▶ **Rows from a dataset**:
..........

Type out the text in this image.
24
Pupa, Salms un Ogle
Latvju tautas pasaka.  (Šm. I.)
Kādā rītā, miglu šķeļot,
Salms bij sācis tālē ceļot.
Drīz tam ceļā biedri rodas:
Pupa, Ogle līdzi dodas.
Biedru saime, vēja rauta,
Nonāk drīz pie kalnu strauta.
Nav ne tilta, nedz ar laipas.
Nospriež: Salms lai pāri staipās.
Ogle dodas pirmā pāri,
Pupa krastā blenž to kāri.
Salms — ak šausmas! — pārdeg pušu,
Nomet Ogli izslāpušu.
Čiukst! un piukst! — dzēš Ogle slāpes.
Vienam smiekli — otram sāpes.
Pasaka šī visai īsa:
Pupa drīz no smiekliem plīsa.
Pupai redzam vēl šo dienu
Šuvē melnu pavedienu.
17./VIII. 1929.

..........

▶ **WHAT YOU HAVE TO DO**: Restate each of the entries above verbatim.

▶ **ANSWER TO THE TASK**:
Type out the text in this image.
24
Pupa, Salms un Ogle
Latvju tautas pasaka.  (Šm. I.)
Kādā rītā, miglu šķeļot,
Salms bij sācis tālē ceļot.
Drīz tam ceļā biedri rodas:
Pupa, Ogle līdzi dodas.
Biedru saime, vēja rauta,
Nonāk drīz pie kalnu strauta.
Nav ne tilta, nedz ar laipas.
Nospriež: Salms lai pāri staipās.
Ogle dodas pirmā pāri,
Pupa krastā blenž to kāri.
Salms — ak šausmas! — pārdeg pušu,
Nomet Ogli izslāpušu.
Čiukst! un piukst! — dzēš Ogle slāpes.
Vienam smiekli — otram sāpes.
Pasaka šī visai īsa:
Pupa drīz no smiekliem plīsa.
Pupai redzam vēl šo dienu
Šuvē melnu pavedienu.
17./VIII. 1929.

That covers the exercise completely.